Entries with figure data
+++

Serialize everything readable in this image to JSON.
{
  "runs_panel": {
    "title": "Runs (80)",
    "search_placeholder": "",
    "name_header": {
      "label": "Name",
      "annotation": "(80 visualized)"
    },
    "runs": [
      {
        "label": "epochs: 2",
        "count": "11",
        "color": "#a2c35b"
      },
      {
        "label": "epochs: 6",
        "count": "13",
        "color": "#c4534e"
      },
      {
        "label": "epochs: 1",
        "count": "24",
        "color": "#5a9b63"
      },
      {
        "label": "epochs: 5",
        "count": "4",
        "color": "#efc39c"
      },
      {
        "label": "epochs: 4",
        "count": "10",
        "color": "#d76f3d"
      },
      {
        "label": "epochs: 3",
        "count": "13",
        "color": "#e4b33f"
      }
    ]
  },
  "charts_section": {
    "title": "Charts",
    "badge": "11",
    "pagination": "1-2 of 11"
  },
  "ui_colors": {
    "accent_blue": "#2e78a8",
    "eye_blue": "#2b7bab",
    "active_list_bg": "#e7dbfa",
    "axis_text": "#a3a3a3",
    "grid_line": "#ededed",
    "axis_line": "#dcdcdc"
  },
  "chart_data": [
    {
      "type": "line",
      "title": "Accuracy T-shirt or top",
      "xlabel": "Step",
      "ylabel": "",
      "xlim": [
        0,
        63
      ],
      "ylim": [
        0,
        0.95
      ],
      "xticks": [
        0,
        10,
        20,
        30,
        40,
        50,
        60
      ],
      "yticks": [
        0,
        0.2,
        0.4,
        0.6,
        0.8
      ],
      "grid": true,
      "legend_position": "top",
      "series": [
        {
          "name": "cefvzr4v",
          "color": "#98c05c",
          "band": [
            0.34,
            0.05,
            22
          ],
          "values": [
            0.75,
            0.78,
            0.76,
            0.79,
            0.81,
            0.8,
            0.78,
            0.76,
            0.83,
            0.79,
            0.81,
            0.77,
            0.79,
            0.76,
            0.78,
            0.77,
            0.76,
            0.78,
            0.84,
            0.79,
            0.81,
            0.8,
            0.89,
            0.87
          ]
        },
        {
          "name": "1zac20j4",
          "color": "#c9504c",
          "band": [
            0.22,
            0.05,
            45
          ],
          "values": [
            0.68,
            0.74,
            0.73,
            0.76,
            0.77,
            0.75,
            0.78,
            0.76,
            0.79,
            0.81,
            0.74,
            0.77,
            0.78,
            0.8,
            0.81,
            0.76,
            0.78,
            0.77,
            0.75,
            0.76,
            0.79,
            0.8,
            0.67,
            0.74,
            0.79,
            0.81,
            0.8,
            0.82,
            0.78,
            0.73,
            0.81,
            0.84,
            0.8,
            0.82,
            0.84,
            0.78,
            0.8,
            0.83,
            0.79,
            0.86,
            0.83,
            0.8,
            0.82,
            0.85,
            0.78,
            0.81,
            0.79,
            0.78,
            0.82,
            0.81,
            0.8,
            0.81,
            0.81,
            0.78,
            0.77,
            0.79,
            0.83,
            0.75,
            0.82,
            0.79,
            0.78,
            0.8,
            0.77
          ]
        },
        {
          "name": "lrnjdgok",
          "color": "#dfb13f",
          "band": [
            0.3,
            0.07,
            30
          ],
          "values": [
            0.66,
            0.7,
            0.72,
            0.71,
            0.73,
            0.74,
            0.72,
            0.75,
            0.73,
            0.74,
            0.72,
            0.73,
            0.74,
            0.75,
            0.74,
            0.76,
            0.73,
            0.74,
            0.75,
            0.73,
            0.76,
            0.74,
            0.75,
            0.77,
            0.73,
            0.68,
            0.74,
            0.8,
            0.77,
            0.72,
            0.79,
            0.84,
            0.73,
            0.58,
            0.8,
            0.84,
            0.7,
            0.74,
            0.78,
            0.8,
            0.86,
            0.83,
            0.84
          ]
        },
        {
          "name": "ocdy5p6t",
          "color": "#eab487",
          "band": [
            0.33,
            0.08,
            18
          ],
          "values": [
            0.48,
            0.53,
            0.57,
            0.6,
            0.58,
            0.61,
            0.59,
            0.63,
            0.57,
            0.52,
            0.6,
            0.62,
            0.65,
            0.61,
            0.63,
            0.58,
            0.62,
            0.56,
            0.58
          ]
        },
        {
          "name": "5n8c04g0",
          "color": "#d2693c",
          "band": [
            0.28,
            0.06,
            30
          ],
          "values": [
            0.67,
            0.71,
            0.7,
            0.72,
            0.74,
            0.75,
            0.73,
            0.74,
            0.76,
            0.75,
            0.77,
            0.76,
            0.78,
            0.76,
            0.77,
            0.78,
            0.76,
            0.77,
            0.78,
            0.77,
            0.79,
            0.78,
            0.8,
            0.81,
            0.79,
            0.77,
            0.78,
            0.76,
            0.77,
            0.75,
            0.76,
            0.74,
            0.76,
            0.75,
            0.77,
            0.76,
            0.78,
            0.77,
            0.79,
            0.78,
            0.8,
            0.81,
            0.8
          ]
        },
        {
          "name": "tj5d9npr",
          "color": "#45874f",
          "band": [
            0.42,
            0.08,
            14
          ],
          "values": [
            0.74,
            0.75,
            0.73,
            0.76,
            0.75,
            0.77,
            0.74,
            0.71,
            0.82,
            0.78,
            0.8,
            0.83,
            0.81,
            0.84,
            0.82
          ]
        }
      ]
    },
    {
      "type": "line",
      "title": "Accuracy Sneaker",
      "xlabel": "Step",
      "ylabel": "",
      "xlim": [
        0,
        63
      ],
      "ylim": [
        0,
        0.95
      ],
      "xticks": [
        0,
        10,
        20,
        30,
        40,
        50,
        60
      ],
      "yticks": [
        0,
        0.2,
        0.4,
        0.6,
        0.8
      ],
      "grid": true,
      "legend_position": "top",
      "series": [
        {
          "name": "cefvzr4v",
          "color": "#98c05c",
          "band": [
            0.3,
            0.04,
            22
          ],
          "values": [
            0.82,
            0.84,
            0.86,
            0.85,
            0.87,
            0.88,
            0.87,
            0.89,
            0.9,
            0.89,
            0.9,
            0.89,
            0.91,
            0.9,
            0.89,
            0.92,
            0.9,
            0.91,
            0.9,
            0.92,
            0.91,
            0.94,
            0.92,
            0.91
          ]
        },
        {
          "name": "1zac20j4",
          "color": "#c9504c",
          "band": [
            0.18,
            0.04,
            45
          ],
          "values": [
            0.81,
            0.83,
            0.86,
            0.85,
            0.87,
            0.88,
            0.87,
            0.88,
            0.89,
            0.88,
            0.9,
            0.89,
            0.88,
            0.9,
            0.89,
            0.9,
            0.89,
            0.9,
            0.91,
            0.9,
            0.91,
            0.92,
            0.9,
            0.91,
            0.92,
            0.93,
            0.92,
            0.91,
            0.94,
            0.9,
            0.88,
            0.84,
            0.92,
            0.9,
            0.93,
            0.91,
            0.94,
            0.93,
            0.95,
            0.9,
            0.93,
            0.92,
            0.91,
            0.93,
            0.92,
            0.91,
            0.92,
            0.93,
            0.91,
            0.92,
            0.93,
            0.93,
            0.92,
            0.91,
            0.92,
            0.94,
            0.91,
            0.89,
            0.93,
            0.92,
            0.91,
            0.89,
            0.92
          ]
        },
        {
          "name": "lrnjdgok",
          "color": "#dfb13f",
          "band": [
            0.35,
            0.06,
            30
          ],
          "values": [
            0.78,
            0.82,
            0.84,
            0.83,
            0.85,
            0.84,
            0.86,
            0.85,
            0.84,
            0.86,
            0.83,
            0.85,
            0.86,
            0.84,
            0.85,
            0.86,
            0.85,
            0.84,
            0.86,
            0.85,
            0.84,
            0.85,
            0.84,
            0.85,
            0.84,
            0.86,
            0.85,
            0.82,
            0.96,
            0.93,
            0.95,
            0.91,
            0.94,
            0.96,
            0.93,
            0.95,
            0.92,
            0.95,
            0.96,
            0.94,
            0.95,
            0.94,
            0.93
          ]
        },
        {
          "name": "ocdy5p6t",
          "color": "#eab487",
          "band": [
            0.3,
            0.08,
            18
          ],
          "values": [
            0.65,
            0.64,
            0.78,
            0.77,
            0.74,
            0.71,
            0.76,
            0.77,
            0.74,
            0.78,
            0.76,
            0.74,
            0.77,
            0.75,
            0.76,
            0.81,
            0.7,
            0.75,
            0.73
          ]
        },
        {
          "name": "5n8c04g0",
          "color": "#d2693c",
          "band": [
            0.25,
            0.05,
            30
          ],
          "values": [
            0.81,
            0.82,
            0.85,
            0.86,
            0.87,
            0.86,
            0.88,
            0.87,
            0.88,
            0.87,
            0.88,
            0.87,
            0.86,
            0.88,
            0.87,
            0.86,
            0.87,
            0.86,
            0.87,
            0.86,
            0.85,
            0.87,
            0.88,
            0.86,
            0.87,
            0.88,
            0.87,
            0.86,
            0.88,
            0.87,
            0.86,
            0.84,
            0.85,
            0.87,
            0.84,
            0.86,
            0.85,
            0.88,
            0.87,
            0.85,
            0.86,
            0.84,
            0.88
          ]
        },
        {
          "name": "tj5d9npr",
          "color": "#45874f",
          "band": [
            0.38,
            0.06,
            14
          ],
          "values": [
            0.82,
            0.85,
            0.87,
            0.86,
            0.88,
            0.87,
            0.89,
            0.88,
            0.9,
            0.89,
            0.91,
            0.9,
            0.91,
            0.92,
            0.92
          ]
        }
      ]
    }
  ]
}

+++

### REQUIRED TASK
Copy out every line that includes the word "epochs".

### RESULT
        "label": "epochs: 2",
        "label": "epochs: 6",
        "label": "epochs: 1",
        "label": "epochs: 5",
        "label": "epochs: 4",
        "label": "epochs: 3",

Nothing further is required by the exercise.